▶ WORK INSTRUCTIONS
Identify each line in the records below that contains the word "what", and copy it.

▶ INFORMATION PROVIDED
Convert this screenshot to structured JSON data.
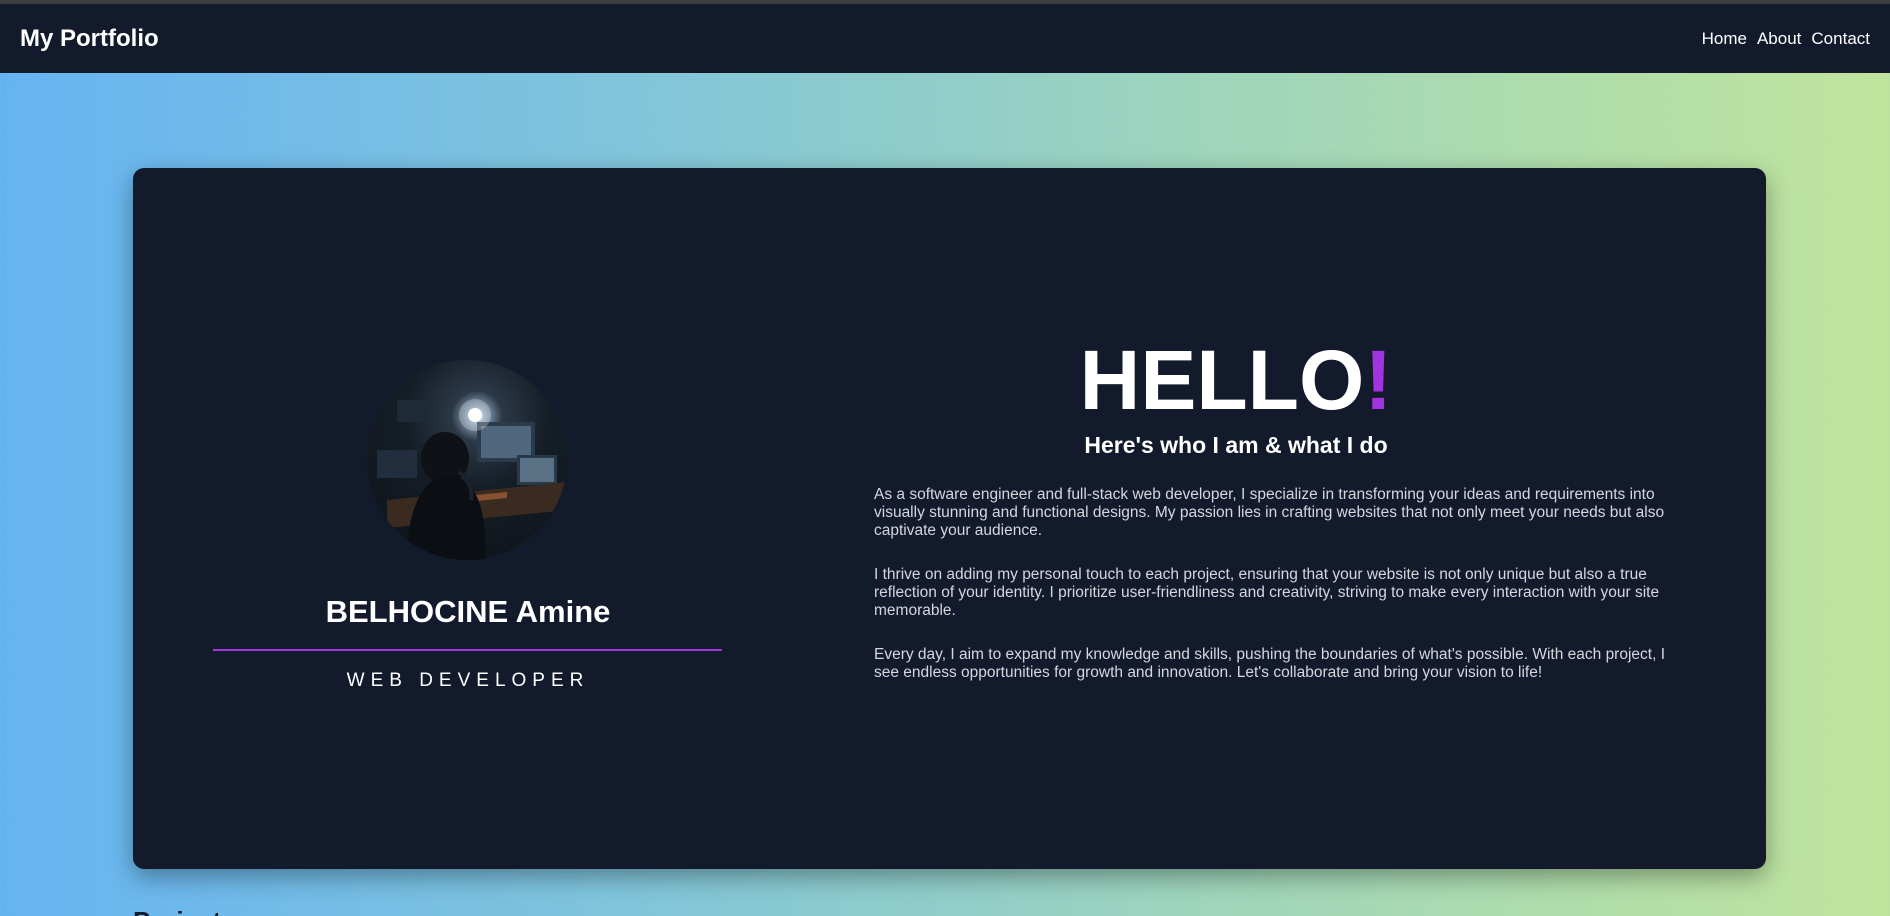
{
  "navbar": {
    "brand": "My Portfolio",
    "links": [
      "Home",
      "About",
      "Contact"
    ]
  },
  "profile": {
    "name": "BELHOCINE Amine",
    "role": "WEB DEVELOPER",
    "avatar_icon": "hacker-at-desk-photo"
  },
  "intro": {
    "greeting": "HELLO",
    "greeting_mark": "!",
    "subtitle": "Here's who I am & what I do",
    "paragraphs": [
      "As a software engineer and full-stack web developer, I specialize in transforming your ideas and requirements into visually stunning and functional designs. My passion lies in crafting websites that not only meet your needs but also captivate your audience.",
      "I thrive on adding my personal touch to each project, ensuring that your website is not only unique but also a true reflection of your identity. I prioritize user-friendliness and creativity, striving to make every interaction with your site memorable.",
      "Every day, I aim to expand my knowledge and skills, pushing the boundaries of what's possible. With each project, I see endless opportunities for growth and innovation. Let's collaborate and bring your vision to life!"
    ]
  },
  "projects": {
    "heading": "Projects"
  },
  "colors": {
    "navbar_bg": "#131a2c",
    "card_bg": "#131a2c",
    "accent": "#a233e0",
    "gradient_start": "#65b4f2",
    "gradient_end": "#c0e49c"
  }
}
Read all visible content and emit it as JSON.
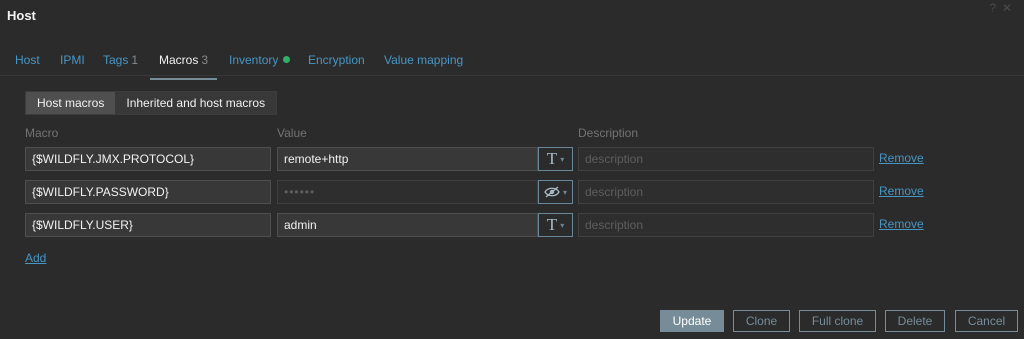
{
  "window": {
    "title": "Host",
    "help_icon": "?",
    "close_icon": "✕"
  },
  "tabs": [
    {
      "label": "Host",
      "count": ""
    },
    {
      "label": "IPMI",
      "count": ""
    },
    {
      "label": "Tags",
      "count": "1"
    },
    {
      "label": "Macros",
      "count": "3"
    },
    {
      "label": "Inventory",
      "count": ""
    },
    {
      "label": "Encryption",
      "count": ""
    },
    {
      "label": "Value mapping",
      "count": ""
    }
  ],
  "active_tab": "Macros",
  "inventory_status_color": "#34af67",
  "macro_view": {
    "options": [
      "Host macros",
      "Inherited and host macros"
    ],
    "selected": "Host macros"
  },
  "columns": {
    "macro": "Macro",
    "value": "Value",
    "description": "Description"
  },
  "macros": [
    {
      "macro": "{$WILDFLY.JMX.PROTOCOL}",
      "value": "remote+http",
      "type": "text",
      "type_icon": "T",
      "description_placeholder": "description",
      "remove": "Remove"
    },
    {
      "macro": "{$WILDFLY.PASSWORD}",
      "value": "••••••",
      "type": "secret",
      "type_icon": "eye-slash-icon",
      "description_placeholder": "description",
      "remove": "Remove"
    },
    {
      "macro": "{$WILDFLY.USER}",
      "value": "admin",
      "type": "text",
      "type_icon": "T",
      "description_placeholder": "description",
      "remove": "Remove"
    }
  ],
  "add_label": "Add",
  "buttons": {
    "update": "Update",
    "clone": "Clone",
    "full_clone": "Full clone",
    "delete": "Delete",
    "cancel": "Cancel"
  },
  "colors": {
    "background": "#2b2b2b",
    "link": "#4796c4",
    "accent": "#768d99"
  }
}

▶ TASK OUTPUT
    "subtitle": "Here's who I am & what I do",
      "Every day, I aim to expand my knowledge and skills, pushing the boundaries of what's possible. With each project, I see endless opportunities for growth and innovation. Let's collaborate and bring your vision to life!"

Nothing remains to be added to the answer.